## Information provided
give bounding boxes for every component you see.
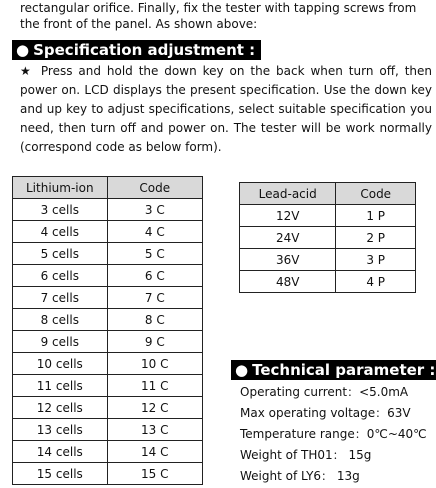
parameter-line: Operating current：<5.0mA [240,385,409,399]
code-cell: 4 C [107,221,202,243]
table-row [13,375,203,397]
table-row [240,249,416,271]
intro-paragraph: rectangular orifice. Finally, fix the tester with tapping screws from the front of the panel. As shown above: [20,1,417,31]
code-cell: 12 C [107,397,202,419]
battery-cell: 4 cells [13,221,108,243]
parameter-line: Weight of TH01： 15g [240,448,372,462]
code-cell: 11 C [107,375,202,397]
spec-instructions-text: Press and hold the down key on the back when turn off, then power on. LCD displays the present specification. Use the down key and up key to adjust specifications, select suitable specification you need, then turn off and power on. The tester will be work normally (correspond code as below form). [20,64,432,154]
table-row [13,397,203,419]
tech-heading-label: Technical parameter : [252,361,436,379]
battery-cell: 48V [240,271,336,293]
code-cell: 13 C [107,419,202,441]
table-row [13,243,203,265]
table-row [13,287,203,309]
code-cell: 6 C [107,265,202,287]
code-cell: 3 P [336,249,416,271]
table-row [240,205,416,227]
column-header-code: Code [107,177,202,199]
battery-cell: 11 cells [13,375,108,397]
table-row [240,271,416,293]
code-cell: 10 C [107,353,202,375]
table-row [13,199,203,221]
battery-cell: 15 cells [13,463,108,485]
table-header-row [240,183,416,205]
battery-cell: 36V [240,249,336,271]
code-cell: 7 C [107,287,202,309]
code-cell: 9 C [107,331,202,353]
code-cell: 2 P [336,227,416,249]
table-row [13,331,203,353]
column-header-lithium-ion: Lithium-ion [13,177,108,199]
battery-cell: 13 cells [13,419,108,441]
lithium-ion-code-table [12,176,203,485]
battery-cell: 9 cells [13,331,108,353]
battery-cell: 5 cells [13,243,108,265]
column-header-code: Code [336,183,416,205]
battery-cell: 7 cells [13,287,108,309]
table-row [13,441,203,463]
table-row [13,265,203,287]
spec-adjustment-heading [12,40,261,60]
battery-cell: 24V [240,227,336,249]
battery-cell: 8 cells [13,309,108,331]
spec-heading-label: Specification adjustment : [33,41,256,59]
code-cell: 14 C [107,441,202,463]
code-cell: 8 C [107,309,202,331]
parameter-line: Weight of LY6： 13g [240,469,360,483]
battery-cell: 14 cells [13,441,108,463]
code-cell: 5 C [107,243,202,265]
parameter-line: Max operating voltage：63V [240,406,411,420]
table-header-row [13,177,203,199]
column-header-lead-acid: Lead-acid [240,183,336,205]
code-cell: 4 P [336,271,416,293]
technical-parameter-heading [231,360,436,380]
battery-cell: 3 cells [13,199,108,221]
code-cell: 3 C [107,199,202,221]
bullet-icon: ● [16,41,30,59]
lead-acid-code-table [239,182,416,293]
table-row [13,463,203,485]
battery-cell: 10 cells [13,353,108,375]
code-cell: 1 P [336,205,416,227]
battery-cell: 12V [240,205,336,227]
code-cell: 15 C [107,463,202,485]
table-row [240,227,416,249]
table-row [13,309,203,331]
battery-cell: 6 cells [13,265,108,287]
parameter-line: Temperature range：0℃~40℃ [240,427,427,441]
table-row [13,419,203,441]
battery-cell: 12 cells [13,397,108,419]
star-icon: ★ [20,64,33,78]
technical-parameter-list [240,382,427,487]
table-row [13,353,203,375]
table-row [13,221,203,243]
spec-instructions [20,62,432,157]
bullet-icon: ● [235,361,249,379]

## Instructions for the task
The lines to copy are those in the records above containing the word "lithium".

## Answer box
column-header-lithium-ion: Lithium-ion [13,177,108,199]
lithium-ion-code-table [12,176,203,485]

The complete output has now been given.